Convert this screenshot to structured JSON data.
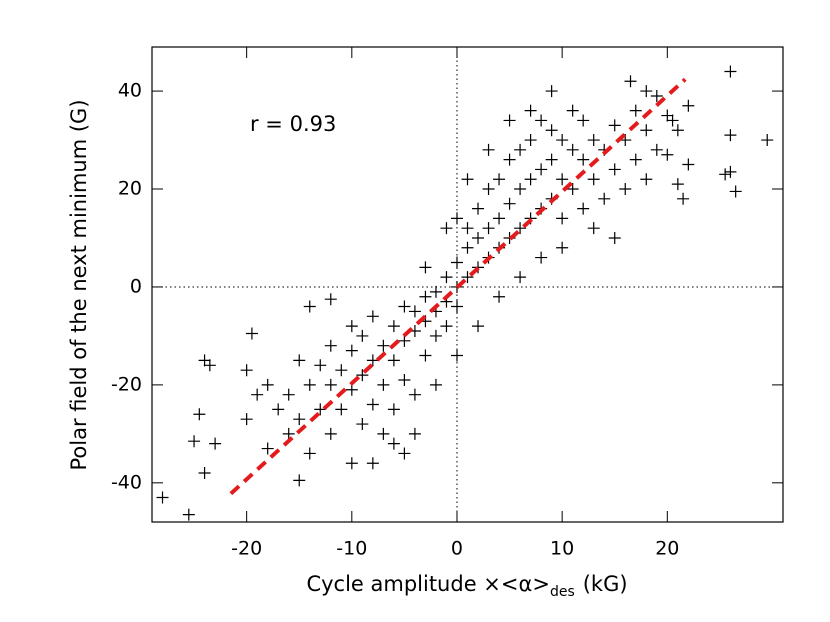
{
  "chart_data": {
    "type": "scatter",
    "xlabel": {
      "main": "Cycle amplitude ×<α>",
      "sub": "des",
      "unit": "(kG)"
    },
    "ylabel": "Polar field of the next minimum (G)",
    "annotation": "r = 0.93",
    "xlim": [
      -29,
      31
    ],
    "ylim": [
      -48,
      49
    ],
    "xticks": [
      -20,
      -10,
      0,
      10,
      20
    ],
    "yticks": [
      -40,
      -20,
      0,
      20,
      40
    ],
    "vlines": [
      0
    ],
    "hlines": [
      0
    ],
    "color": "#000000",
    "x": [
      -28,
      -25.5,
      -24,
      -24.5,
      -25,
      -23,
      -24,
      -23.5,
      -19.5,
      -20,
      -14,
      -12,
      -15,
      26,
      26,
      29.5,
      26.5,
      25.5,
      26,
      21.5,
      21,
      20.5,
      21,
      16.5,
      18,
      9,
      19,
      20,
      22,
      22,
      -20,
      -19,
      -18,
      -17,
      -18,
      -16,
      -16,
      -15,
      -15,
      -14,
      -14,
      -13,
      -13,
      -12,
      -12,
      -12,
      -11,
      -11,
      -10,
      -10,
      -10,
      -10,
      -9,
      -9,
      -9,
      -8,
      -8,
      -8,
      -7,
      -7,
      -7,
      -6,
      -6,
      -6,
      -5,
      -5,
      -5,
      -4,
      -4,
      -4,
      -3,
      -3,
      -3,
      -2,
      -2,
      -2,
      -1,
      -1,
      -1,
      0,
      0,
      0,
      1,
      1,
      1,
      2,
      2,
      2,
      3,
      3,
      3,
      4,
      4,
      4,
      5,
      5,
      5,
      6,
      6,
      6,
      7,
      7,
      7,
      8,
      8,
      8,
      9,
      9,
      10,
      10,
      10,
      11,
      11,
      12,
      12,
      12,
      13,
      13,
      14,
      14,
      15,
      15,
      16,
      16,
      17,
      17,
      18,
      18,
      19,
      20,
      8,
      6,
      4,
      10,
      -6,
      -8,
      -4,
      -2,
      2,
      0,
      -5,
      3,
      1,
      5,
      7,
      0,
      -1,
      -3,
      9,
      11,
      13,
      15
    ],
    "values": [
      -43,
      -46.5,
      -38,
      -26,
      -31.5,
      -32,
      -15,
      -16,
      -9.5,
      -17,
      -4,
      -2.5,
      -39.5,
      44,
      31,
      30,
      19.5,
      23,
      23.5,
      18,
      21,
      34,
      32,
      42,
      40,
      40,
      39,
      27,
      37,
      25,
      -27,
      -22,
      -33,
      -25,
      -20,
      -30,
      -22,
      -15,
      -27,
      -34,
      -20,
      -25,
      -16,
      -30,
      -20,
      -12,
      -25,
      -17,
      -36,
      -21,
      -13,
      -8,
      -28,
      -18,
      -10,
      -24,
      -15,
      -6,
      -30,
      -20,
      -12,
      -25,
      -15,
      -8,
      -19,
      -11,
      -4,
      -22,
      -9,
      -5,
      -14,
      -7,
      -2,
      -10,
      -5,
      -1,
      -8,
      -3,
      2,
      -4,
      0,
      5,
      2,
      8,
      12,
      4,
      10,
      16,
      6,
      12,
      20,
      8,
      14,
      22,
      10,
      17,
      26,
      12,
      20,
      28,
      14,
      22,
      30,
      16,
      24,
      34,
      18,
      26,
      14,
      22,
      30,
      20,
      28,
      16,
      26,
      34,
      22,
      30,
      18,
      28,
      24,
      33,
      20,
      30,
      26,
      36,
      22,
      32,
      28,
      35,
      6,
      2,
      -2,
      8,
      -32,
      -36,
      -30,
      -20,
      -8,
      -14,
      -34,
      28,
      22,
      34,
      36,
      14,
      12,
      4,
      32,
      36,
      12,
      10
    ],
    "fit_line": {
      "x": [
        -21.5,
        21.7
      ],
      "y": [
        -42.2,
        42.4
      ],
      "color": "#e41a1c"
    }
  }
}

## DIRECTIONS FOR THIS TASK
Leave out the pictures and output the rest of the material exactly as written.

## RESPONSE TO THIS EXERCISE
Convert this screenshot to structured JSON data.
{
  "chart_data": {
    "type": "scatter",
    "xlabel": {
      "main": "Cycle amplitude ×<α>",
      "sub": "des",
      "unit": "(kG)"
    },
    "ylabel": "Polar field of the next minimum (G)",
    "annotation": "r = 0.93",
    "xlim": [
      -29,
      31
    ],
    "ylim": [
      -48,
      49
    ],
    "xticks": [
      -20,
      -10,
      0,
      10,
      20
    ],
    "yticks": [
      -40,
      -20,
      0,
      20,
      40
    ],
    "vlines": [
      0
    ],
    "hlines": [
      0
    ],
    "color": "#000000",
    "x": [
      -28,
      -25.5,
      -24,
      -24.5,
      -25,
      -23,
      -24,
      -23.5,
      -19.5,
      -20,
      -14,
      -12,
      -15,
      26,
      26,
      29.5,
      26.5,
      25.5,
      26,
      21.5,
      21,
      20.5,
      21,
      16.5,
      18,
      9,
      19,
      20,
      22,
      22,
      -20,
      -19,
      -18,
      -17,
      -18,
      -16,
      -16,
      -15,
      -15,
      -14,
      -14,
      -13,
      -13,
      -12,
      -12,
      -12,
      -11,
      -11,
      -10,
      -10,
      -10,
      -10,
      -9,
      -9,
      -9,
      -8,
      -8,
      -8,
      -7,
      -7,
      -7,
      -6,
      -6,
      -6,
      -5,
      -5,
      -5,
      -4,
      -4,
      -4,
      -3,
      -3,
      -3,
      -2,
      -2,
      -2,
      -1,
      -1,
      -1,
      0,
      0,
      0,
      1,
      1,
      1,
      2,
      2,
      2,
      3,
      3,
      3,
      4,
      4,
      4,
      5,
      5,
      5,
      6,
      6,
      6,
      7,
      7,
      7,
      8,
      8,
      8,
      9,
      9,
      10,
      10,
      10,
      11,
      11,
      12,
      12,
      12,
      13,
      13,
      14,
      14,
      15,
      15,
      16,
      16,
      17,
      17,
      18,
      18,
      19,
      20,
      8,
      6,
      4,
      10,
      -6,
      -8,
      -4,
      -2,
      2,
      0,
      -5,
      3,
      1,
      5,
      7,
      0,
      -1,
      -3,
      9,
      11,
      13,
      15
    ],
    "values": [
      -43,
      -46.5,
      -38,
      -26,
      -31.5,
      -32,
      -15,
      -16,
      -9.5,
      -17,
      -4,
      -2.5,
      -39.5,
      44,
      31,
      30,
      19.5,
      23,
      23.5,
      18,
      21,
      34,
      32,
      42,
      40,
      40,
      39,
      27,
      37,
      25,
      -27,
      -22,
      -33,
      -25,
      -20,
      -30,
      -22,
      -15,
      -27,
      -34,
      -20,
      -25,
      -16,
      -30,
      -20,
      -12,
      -25,
      -17,
      -36,
      -21,
      -13,
      -8,
      -28,
      -18,
      -10,
      -24,
      -15,
      -6,
      -30,
      -20,
      -12,
      -25,
      -15,
      -8,
      -19,
      -11,
      -4,
      -22,
      -9,
      -5,
      -14,
      -7,
      -2,
      -10,
      -5,
      -1,
      -8,
      -3,
      2,
      -4,
      0,
      5,
      2,
      8,
      12,
      4,
      10,
      16,
      6,
      12,
      20,
      8,
      14,
      22,
      10,
      17,
      26,
      12,
      20,
      28,
      14,
      22,
      30,
      16,
      24,
      34,
      18,
      26,
      14,
      22,
      30,
      20,
      28,
      16,
      26,
      34,
      22,
      30,
      18,
      28,
      24,
      33,
      20,
      30,
      26,
      36,
      22,
      32,
      28,
      35,
      6,
      2,
      -2,
      8,
      -32,
      -36,
      -30,
      -20,
      -8,
      -14,
      -34,
      28,
      22,
      34,
      36,
      14,
      12,
      4,
      32,
      36,
      12,
      10
    ],
    "fit_line": {
      "x": [
        -21.5,
        21.7
      ],
      "y": [
        -42.2,
        42.4
      ],
      "color": "#e41a1c"
    }
  }
}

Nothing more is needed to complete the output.